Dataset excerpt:
+ + + + +
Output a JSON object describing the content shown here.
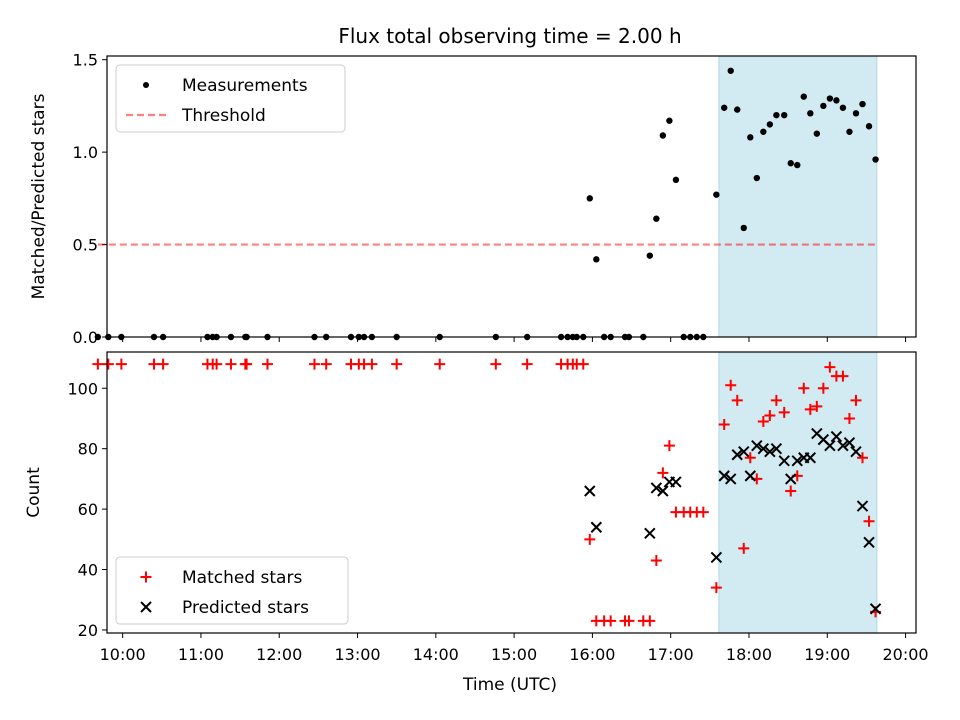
{
  "title": "Flux total observing time = 2.00 h",
  "xlabel": "Time (UTC)",
  "colors": {
    "shade": "#add8e6",
    "threshold": "#ff0000",
    "matched": "#ff0000",
    "predicted": "#000000",
    "measurements": "#000000"
  },
  "chart_data": [
    {
      "type": "scatter",
      "ylabel": "Matched/Predicted stars",
      "xlim": [
        "09:48",
        "20:08"
      ],
      "ylim": [
        0,
        1.52
      ],
      "yticks": [
        0.0,
        0.5,
        1.0,
        1.5
      ],
      "ytick_labels": [
        "0.0",
        "0.5",
        "1.0",
        "1.5"
      ],
      "shaded_span": [
        "17:37",
        "19:38"
      ],
      "legend": {
        "placement": "top-left",
        "entries": [
          "Measurements",
          "Threshold"
        ]
      },
      "threshold": {
        "name": "Threshold",
        "y": 0.5,
        "x_range": [
          "09:41",
          "19:38"
        ]
      },
      "series": [
        {
          "name": "Measurements",
          "points": [
            [
              "09:41",
              0
            ],
            [
              "09:49",
              0
            ],
            [
              "09:59",
              0
            ],
            [
              "10:24",
              0
            ],
            [
              "10:31",
              0
            ],
            [
              "11:05",
              0
            ],
            [
              "11:09",
              0
            ],
            [
              "11:12",
              0
            ],
            [
              "11:23",
              0
            ],
            [
              "11:34",
              0
            ],
            [
              "11:35",
              0
            ],
            [
              "11:51",
              0
            ],
            [
              "12:27",
              0
            ],
            [
              "12:36",
              0
            ],
            [
              "12:55",
              0
            ],
            [
              "13:01",
              0
            ],
            [
              "13:05",
              0
            ],
            [
              "13:11",
              0
            ],
            [
              "13:30",
              0
            ],
            [
              "14:03",
              0
            ],
            [
              "14:46",
              0
            ],
            [
              "15:10",
              0
            ],
            [
              "15:36",
              0
            ],
            [
              "15:41",
              0
            ],
            [
              "15:45",
              0
            ],
            [
              "15:48",
              0
            ],
            [
              "15:53",
              0
            ],
            [
              "15:58",
              0.75
            ],
            [
              "16:03",
              0.42
            ],
            [
              "16:09",
              0
            ],
            [
              "16:14",
              0
            ],
            [
              "16:25",
              0
            ],
            [
              "16:28",
              0
            ],
            [
              "16:39",
              0
            ],
            [
              "16:44",
              0.44
            ],
            [
              "16:49",
              0.64
            ],
            [
              "16:54",
              1.09
            ],
            [
              "16:59",
              1.17
            ],
            [
              "17:04",
              0.85
            ],
            [
              "17:10",
              0
            ],
            [
              "17:15",
              0
            ],
            [
              "17:20",
              0
            ],
            [
              "17:25",
              0
            ],
            [
              "17:35",
              0.77
            ],
            [
              "17:41",
              1.24
            ],
            [
              "17:46",
              1.44
            ],
            [
              "17:51",
              1.23
            ],
            [
              "17:56",
              0.59
            ],
            [
              "18:01",
              1.08
            ],
            [
              "18:06",
              0.86
            ],
            [
              "18:11",
              1.11
            ],
            [
              "18:16",
              1.15
            ],
            [
              "18:21",
              1.2
            ],
            [
              "18:27",
              1.2
            ],
            [
              "18:32",
              0.94
            ],
            [
              "18:37",
              0.93
            ],
            [
              "18:42",
              1.3
            ],
            [
              "18:47",
              1.21
            ],
            [
              "18:52",
              1.1
            ],
            [
              "18:57",
              1.25
            ],
            [
              "19:02",
              1.29
            ],
            [
              "19:07",
              1.28
            ],
            [
              "19:12",
              1.24
            ],
            [
              "19:17",
              1.11
            ],
            [
              "19:22",
              1.21
            ],
            [
              "19:27",
              1.26
            ],
            [
              "19:32",
              1.14
            ],
            [
              "19:37",
              0.96
            ]
          ]
        }
      ]
    },
    {
      "type": "scatter",
      "ylabel": "Count",
      "xlim": [
        "09:48",
        "20:08"
      ],
      "ylim": [
        19,
        112
      ],
      "yticks": [
        20,
        40,
        60,
        80,
        100
      ],
      "ytick_labels": [
        "20",
        "40",
        "60",
        "80",
        "100"
      ],
      "xticks": [
        "10:00",
        "11:00",
        "12:00",
        "13:00",
        "14:00",
        "15:00",
        "16:00",
        "17:00",
        "18:00",
        "19:00",
        "20:00"
      ],
      "shaded_span": [
        "17:37",
        "19:38"
      ],
      "legend": {
        "placement": "bottom-left",
        "entries": [
          "Matched stars",
          "Predicted stars"
        ]
      },
      "series": [
        {
          "name": "Matched stars",
          "marker": "+",
          "points": [
            [
              "09:41",
              108
            ],
            [
              "09:49",
              108
            ],
            [
              "09:59",
              108
            ],
            [
              "10:24",
              108
            ],
            [
              "10:31",
              108
            ],
            [
              "11:05",
              108
            ],
            [
              "11:09",
              108
            ],
            [
              "11:12",
              108
            ],
            [
              "11:23",
              108
            ],
            [
              "11:34",
              108
            ],
            [
              "11:35",
              108
            ],
            [
              "11:51",
              108
            ],
            [
              "12:27",
              108
            ],
            [
              "12:36",
              108
            ],
            [
              "12:55",
              108
            ],
            [
              "13:01",
              108
            ],
            [
              "13:05",
              108
            ],
            [
              "13:11",
              108
            ],
            [
              "13:30",
              108
            ],
            [
              "14:03",
              108
            ],
            [
              "14:46",
              108
            ],
            [
              "15:10",
              108
            ],
            [
              "15:36",
              108
            ],
            [
              "15:41",
              108
            ],
            [
              "15:45",
              108
            ],
            [
              "15:48",
              108
            ],
            [
              "15:53",
              108
            ],
            [
              "15:58",
              50
            ],
            [
              "16:03",
              23
            ],
            [
              "16:09",
              23
            ],
            [
              "16:14",
              23
            ],
            [
              "16:25",
              23
            ],
            [
              "16:28",
              23
            ],
            [
              "16:39",
              23
            ],
            [
              "16:44",
              23
            ],
            [
              "16:49",
              43
            ],
            [
              "16:54",
              72
            ],
            [
              "16:59",
              81
            ],
            [
              "17:04",
              59
            ],
            [
              "17:10",
              59
            ],
            [
              "17:15",
              59
            ],
            [
              "17:20",
              59
            ],
            [
              "17:25",
              59
            ],
            [
              "17:35",
              34
            ],
            [
              "17:41",
              88
            ],
            [
              "17:46",
              101
            ],
            [
              "17:51",
              96
            ],
            [
              "17:56",
              47
            ],
            [
              "18:01",
              77
            ],
            [
              "18:06",
              70
            ],
            [
              "18:11",
              89
            ],
            [
              "18:16",
              91
            ],
            [
              "18:21",
              96
            ],
            [
              "18:27",
              92
            ],
            [
              "18:32",
              66
            ],
            [
              "18:37",
              71
            ],
            [
              "18:42",
              100
            ],
            [
              "18:47",
              93
            ],
            [
              "18:52",
              94
            ],
            [
              "18:57",
              100
            ],
            [
              "19:02",
              107
            ],
            [
              "19:07",
              104
            ],
            [
              "19:12",
              104
            ],
            [
              "19:17",
              90
            ],
            [
              "19:22",
              96
            ],
            [
              "19:27",
              77
            ],
            [
              "19:32",
              56
            ],
            [
              "19:37",
              26
            ]
          ]
        },
        {
          "name": "Predicted stars",
          "marker": "x",
          "points": [
            [
              "15:58",
              66
            ],
            [
              "16:03",
              54
            ],
            [
              "16:44",
              52
            ],
            [
              "16:49",
              67
            ],
            [
              "16:54",
              66
            ],
            [
              "16:59",
              69
            ],
            [
              "17:04",
              69
            ],
            [
              "17:35",
              44
            ],
            [
              "17:41",
              71
            ],
            [
              "17:46",
              70
            ],
            [
              "17:51",
              78
            ],
            [
              "17:56",
              79
            ],
            [
              "18:01",
              71
            ],
            [
              "18:06",
              81
            ],
            [
              "18:11",
              80
            ],
            [
              "18:16",
              79
            ],
            [
              "18:21",
              80
            ],
            [
              "18:27",
              76
            ],
            [
              "18:32",
              70
            ],
            [
              "18:37",
              76
            ],
            [
              "18:42",
              77
            ],
            [
              "18:47",
              77
            ],
            [
              "18:52",
              85
            ],
            [
              "18:57",
              83
            ],
            [
              "19:02",
              81
            ],
            [
              "19:07",
              84
            ],
            [
              "19:12",
              81
            ],
            [
              "19:17",
              82
            ],
            [
              "19:22",
              79
            ],
            [
              "19:27",
              61
            ],
            [
              "19:32",
              49
            ],
            [
              "19:37",
              27
            ]
          ]
        }
      ]
    }
  ]
}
+ + + + +
**EXERCISE DETAILS**.
Copy out every line of the data that includes "ylabel".

**RESULT BELOW**.
      "ylabel": "Matched/Predicted stars",
      "ylabel": "Count",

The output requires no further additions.